What to produce:
Give the data below again, word for word.

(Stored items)

============

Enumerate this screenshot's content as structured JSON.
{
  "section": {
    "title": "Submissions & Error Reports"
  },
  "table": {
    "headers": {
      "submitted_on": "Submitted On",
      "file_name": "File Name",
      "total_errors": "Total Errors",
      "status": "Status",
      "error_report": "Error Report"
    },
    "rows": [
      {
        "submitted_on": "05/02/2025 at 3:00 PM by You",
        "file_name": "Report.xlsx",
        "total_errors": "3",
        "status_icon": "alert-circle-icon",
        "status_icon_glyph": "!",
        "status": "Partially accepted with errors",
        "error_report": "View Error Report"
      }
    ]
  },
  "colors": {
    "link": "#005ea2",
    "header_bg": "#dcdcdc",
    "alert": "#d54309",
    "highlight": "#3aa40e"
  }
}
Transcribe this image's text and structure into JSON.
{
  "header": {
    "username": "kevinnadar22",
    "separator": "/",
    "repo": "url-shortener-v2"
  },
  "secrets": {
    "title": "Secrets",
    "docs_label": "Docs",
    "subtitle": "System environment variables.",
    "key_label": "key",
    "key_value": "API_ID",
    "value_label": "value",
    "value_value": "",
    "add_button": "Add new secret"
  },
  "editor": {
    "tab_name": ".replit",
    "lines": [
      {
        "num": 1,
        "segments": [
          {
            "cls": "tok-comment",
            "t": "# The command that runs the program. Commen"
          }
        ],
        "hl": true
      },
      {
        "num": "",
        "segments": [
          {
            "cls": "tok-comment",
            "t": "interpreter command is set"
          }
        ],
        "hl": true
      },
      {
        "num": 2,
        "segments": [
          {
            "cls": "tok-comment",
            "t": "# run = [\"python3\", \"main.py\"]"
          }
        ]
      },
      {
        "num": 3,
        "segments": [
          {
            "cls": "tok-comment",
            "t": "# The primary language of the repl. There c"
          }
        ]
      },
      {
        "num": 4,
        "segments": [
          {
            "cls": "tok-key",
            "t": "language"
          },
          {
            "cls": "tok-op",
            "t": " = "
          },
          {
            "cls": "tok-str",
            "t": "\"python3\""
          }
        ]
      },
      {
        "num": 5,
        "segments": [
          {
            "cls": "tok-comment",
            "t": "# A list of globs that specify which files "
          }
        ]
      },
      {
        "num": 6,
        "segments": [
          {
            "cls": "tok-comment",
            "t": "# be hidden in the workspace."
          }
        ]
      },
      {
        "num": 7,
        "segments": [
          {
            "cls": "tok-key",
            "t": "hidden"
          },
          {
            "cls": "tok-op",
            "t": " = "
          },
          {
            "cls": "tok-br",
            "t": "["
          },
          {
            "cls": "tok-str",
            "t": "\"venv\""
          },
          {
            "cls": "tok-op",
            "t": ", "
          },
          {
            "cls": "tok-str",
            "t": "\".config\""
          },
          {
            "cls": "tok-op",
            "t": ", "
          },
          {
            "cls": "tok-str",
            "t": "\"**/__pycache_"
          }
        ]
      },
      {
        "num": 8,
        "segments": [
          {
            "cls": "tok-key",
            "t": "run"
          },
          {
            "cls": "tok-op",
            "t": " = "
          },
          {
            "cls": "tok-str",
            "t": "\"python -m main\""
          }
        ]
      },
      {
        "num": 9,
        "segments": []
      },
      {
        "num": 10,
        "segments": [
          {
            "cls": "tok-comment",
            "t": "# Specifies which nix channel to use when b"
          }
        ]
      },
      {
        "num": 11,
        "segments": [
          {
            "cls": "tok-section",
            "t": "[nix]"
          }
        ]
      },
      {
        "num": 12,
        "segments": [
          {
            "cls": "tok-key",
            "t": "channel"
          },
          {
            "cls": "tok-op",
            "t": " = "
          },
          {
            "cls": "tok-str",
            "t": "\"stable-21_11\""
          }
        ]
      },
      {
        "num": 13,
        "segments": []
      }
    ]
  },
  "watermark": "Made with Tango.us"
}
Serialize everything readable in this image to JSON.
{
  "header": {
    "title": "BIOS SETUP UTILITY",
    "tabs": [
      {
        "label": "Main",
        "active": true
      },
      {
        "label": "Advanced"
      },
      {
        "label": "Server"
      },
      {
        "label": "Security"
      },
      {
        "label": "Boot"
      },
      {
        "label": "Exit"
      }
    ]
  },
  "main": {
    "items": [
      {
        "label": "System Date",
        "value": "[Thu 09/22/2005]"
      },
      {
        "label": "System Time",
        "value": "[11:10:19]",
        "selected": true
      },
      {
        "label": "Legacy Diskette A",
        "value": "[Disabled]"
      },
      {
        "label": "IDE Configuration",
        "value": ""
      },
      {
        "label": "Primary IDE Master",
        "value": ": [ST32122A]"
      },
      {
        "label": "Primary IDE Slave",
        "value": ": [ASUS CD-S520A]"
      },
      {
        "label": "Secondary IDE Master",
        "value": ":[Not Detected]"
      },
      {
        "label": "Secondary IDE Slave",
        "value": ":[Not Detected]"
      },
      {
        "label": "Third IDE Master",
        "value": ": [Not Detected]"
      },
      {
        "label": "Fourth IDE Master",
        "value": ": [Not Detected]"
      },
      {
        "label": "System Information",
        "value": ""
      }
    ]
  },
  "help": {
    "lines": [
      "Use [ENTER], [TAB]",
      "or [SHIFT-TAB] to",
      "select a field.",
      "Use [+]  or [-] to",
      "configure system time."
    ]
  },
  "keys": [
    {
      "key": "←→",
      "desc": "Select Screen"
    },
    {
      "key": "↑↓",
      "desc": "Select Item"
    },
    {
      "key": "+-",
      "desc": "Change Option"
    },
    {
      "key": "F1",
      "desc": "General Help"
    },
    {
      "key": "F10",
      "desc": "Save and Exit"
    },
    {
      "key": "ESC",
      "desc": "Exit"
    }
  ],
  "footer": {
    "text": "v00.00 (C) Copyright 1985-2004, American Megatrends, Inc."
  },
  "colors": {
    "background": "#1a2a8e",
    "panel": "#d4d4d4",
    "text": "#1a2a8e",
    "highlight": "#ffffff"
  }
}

============

Complete answer:
Enumerate this screenshot's content as structured JSON.
{
  "section": {
    "title": "Submissions & Error Reports"
  },
  "table": {
    "headers": {
      "submitted_on": "Submitted On",
      "file_name": "File Name",
      "total_errors": "Total Errors",
      "status": "Status",
      "error_report": "Error Report"
    },
    "rows": [
      {
        "submitted_on": "05/02/2025 at 3:00 PM by You",
        "file_name": "Report.xlsx",
        "total_errors": "3",
        "status_icon": "alert-circle-icon",
        "status_icon_glyph": "!",
        "status": "Partially accepted with errors",
        "error_report": "View Error Report"
      }
    ]
  },
  "colors": {
    "link": "#005ea2",
    "header_bg": "#dcdcdc",
    "alert": "#d54309",
    "highlight": "#3aa40e"
  }
}
Transcribe this image's text and structure into JSON.
{
  "header": {
    "username": "kevinnadar22",
    "separator": "/",
    "repo": "url-shortener-v2"
  },
  "secrets": {
    "title": "Secrets",
    "docs_label": "Docs",
    "subtitle": "System environment variables.",
    "key_label": "key",
    "key_value": "API_ID",
    "value_label": "value",
    "value_value": "",
    "add_button": "Add new secret"
  },
  "editor": {
    "tab_name": ".replit",
    "lines": [
      {
        "num": 1,
        "segments": [
          {
            "cls": "tok-comment",
            "t": "# The command that runs the program. Commen"
          }
        ],
        "hl": true
      },
      {
        "num": "",
        "segments": [
          {
            "cls": "tok-comment",
            "t": "interpreter command is set"
          }
        ],
        "hl": true
      },
      {
        "num": 2,
        "segments": [
          {
            "cls": "tok-comment",
            "t": "# run = [\"python3\", \"main.py\"]"
          }
        ]
      },
      {
        "num": 3,
        "segments": [
          {
            "cls": "tok-comment",
            "t": "# The primary language of the repl. There c"
          }
        ]
      },
      {
        "num": 4,
        "segments": [
          {
            "cls": "tok-key",
            "t": "language"
          },
          {
            "cls": "tok-op",
            "t": " = "
          },
          {
            "cls": "tok-str",
            "t": "\"python3\""
          }
        ]
      },
      {
        "num": 5,
        "segments": [
          {
            "cls": "tok-comment",
            "t": "# A list of globs that specify which files "
          }
        ]
      },
      {
        "num": 6,
        "segments": [
          {
            "cls": "tok-comment",
            "t": "# be hidden in the workspace."
          }
        ]
      },
      {
        "num": 7,
        "segments": [
          {
            "cls": "tok-key",
            "t": "hidden"
          },
          {
            "cls": "tok-op",
            "t": " = "
          },
          {
            "cls": "tok-br",
            "t": "["
          },
          {
            "cls": "tok-str",
            "t": "\"venv\""
          },
          {
            "cls": "tok-op",
            "t": ", "
          },
          {
            "cls": "tok-str",
            "t": "\".config\""
          },
          {
            "cls": "tok-op",
            "t": ", "
          },
          {
            "cls": "tok-str",
            "t": "\"**/__pycache_"
          }
        ]
      },
      {
        "num": 8,
        "segments": [
          {
            "cls": "tok-key",
            "t": "run"
          },
          {
            "cls": "tok-op",
            "t": " = "
          },
          {
            "cls": "tok-str",
            "t": "\"python -m main\""
          }
        ]
      },
      {
        "num": 9,
        "segments": []
      },
      {
        "num": 10,
        "segments": [
          {
            "cls": "tok-comment",
            "t": "# Specifies which nix channel to use when b"
          }
        ]
      },
      {
        "num": 11,
        "segments": [
          {
            "cls": "tok-section",
            "t": "[nix]"
          }
        ]
      },
      {
        "num": 12,
        "segments": [
          {
            "cls": "tok-key",
            "t": "channel"
          },
          {
            "cls": "tok-op",
            "t": " = "
          },
          {
            "cls": "tok-str",
            "t": "\"stable-21_11\""
          }
        ]
      },
      {
        "num": 13,
        "segments": []
      }
    ]
  },
  "watermark": "Made with Tango.us"
}
Serialize everything readable in this image to JSON.
{
  "header": {
    "title": "BIOS SETUP UTILITY",
    "tabs": [
      {
        "label": "Main",
        "active": true
      },
      {
        "label": "Advanced"
      },
      {
        "label": "Server"
      },
      {
        "label": "Security"
      },
      {
        "label": "Boot"
      },
      {
        "label": "Exit"
      }
    ]
  },
  "main": {
    "items": [
      {
        "label": "System Date",
        "value": "[Thu 09/22/2005]"
      },
      {
        "label": "System Time",
        "value": "[11:10:19]",
        "selected": true
      },
      {
        "label": "Legacy Diskette A",
        "value": "[Disabled]"
      },
      {
        "label": "IDE Configuration",
        "value": ""
      },
      {
        "label": "Primary IDE Master",
        "value": ": [ST32122A]"
      },
      {
        "label": "Primary IDE Slave",
        "value": ": [ASUS CD-S520A]"
      },
      {
        "label": "Secondary IDE Master",
        "value": ":[Not Detected]"
      },
      {
        "label": "Secondary IDE Slave",
        "value": ":[Not Detected]"
      },
      {
        "label": "Third IDE Master",
        "value": ": [Not Detected]"
      },
      {
        "label": "Fourth IDE Master",
        "value": ": [Not Detected]"
      },
      {
        "label": "System Information",
        "value": ""
      }
    ]
  },
  "help": {
    "lines": [
      "Use [ENTER], [TAB]",
      "or [SHIFT-TAB] to",
      "select a field.",
      "Use [+]  or [-] to",
      "configure system time."
    ]
  },
  "keys": [
    {
      "key": "←→",
      "desc": "Select Screen"
    },
    {
      "key": "↑↓",
      "desc": "Select Item"
    },
    {
      "key": "+-",
      "desc": "Change Option"
    },
    {
      "key": "F1",
      "desc": "General Help"
    },
    {
      "key": "F10",
      "desc": "Save and Exit"
    },
    {
      "key": "ESC",
      "desc": "Exit"
    }
  ],
  "footer": {
    "text": "v00.00 (C) Copyright 1985-2004, American Megatrends, Inc."
  },
  "colors": {
    "background": "#1a2a8e",
    "panel": "#d4d4d4",
    "text": "#1a2a8e",
    "highlight": "#ffffff"
  }
}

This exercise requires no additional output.